• [RECORDS FOR PROCESSING]
------------------------------------------------------------------------

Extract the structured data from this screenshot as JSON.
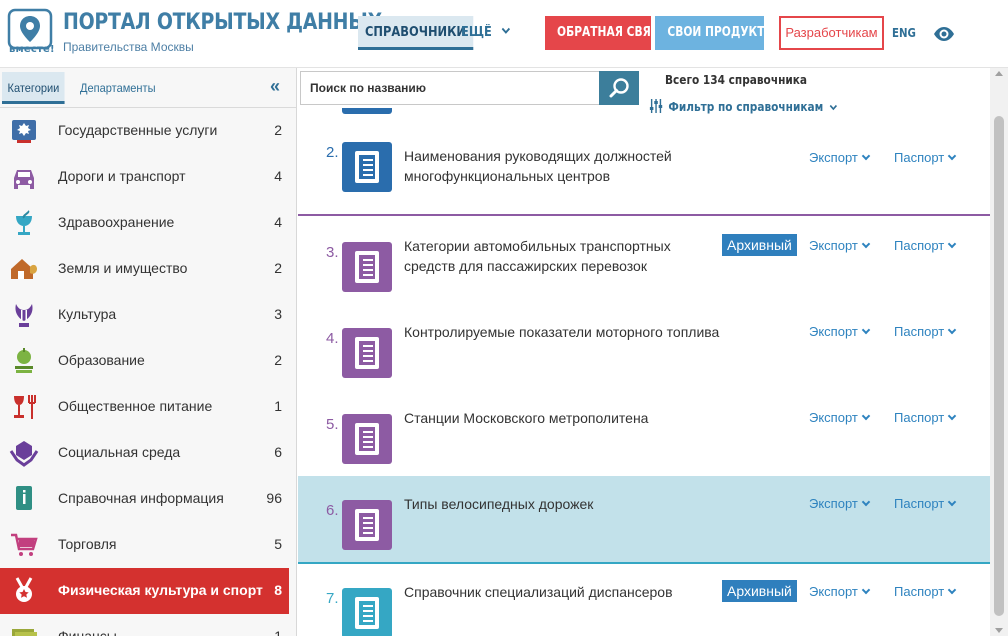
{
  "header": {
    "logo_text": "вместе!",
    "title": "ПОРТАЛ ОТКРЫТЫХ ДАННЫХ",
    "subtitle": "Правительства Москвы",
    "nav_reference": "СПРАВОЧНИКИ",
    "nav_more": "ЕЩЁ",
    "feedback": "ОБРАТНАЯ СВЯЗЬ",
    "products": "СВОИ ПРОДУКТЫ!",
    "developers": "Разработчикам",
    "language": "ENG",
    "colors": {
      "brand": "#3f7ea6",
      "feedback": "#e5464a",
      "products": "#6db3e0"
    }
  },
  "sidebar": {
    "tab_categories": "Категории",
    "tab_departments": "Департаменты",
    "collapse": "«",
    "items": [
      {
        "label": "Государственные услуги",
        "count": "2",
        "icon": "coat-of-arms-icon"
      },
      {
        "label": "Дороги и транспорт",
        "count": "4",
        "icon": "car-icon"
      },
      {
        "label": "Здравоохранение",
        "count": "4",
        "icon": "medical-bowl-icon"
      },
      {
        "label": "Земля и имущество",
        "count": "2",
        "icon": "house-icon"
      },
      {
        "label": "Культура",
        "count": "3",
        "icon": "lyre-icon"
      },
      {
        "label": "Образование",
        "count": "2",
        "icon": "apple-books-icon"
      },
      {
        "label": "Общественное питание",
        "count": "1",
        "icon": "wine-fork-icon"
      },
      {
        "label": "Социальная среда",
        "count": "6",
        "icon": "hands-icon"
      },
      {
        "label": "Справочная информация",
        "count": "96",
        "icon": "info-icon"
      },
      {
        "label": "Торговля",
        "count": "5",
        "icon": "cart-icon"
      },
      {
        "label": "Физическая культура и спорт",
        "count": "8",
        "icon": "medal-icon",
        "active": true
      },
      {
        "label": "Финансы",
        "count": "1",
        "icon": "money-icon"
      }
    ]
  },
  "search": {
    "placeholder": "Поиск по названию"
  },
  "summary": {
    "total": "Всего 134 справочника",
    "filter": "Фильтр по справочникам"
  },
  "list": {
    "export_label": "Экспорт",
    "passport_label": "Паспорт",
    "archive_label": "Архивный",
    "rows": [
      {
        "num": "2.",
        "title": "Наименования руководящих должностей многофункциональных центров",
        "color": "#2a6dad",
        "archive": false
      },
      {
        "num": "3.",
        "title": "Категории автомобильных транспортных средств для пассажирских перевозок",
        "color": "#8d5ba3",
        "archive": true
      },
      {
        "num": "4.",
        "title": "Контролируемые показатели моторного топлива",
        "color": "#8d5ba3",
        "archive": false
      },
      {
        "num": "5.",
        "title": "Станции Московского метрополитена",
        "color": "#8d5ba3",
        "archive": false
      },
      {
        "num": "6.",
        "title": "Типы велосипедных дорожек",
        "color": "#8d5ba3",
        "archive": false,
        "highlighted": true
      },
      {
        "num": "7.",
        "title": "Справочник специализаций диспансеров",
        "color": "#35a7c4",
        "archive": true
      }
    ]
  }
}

------------------------------------------------------------------------

• [BRIEF] Locate all lines holding the word "icon", then copy them out.

• [REPLY]
        "icon": "coat-of-arms-icon"
        "icon": "car-icon"
        "icon": "medical-bowl-icon"
        "icon": "house-icon"
        "icon": "lyre-icon"
        "icon": "apple-books-icon"
        "icon": "wine-fork-icon"
        "icon": "hands-icon"
        "icon": "info-icon"
        "icon": "cart-icon"
        "icon": "medal-icon",
        "icon": "money-icon"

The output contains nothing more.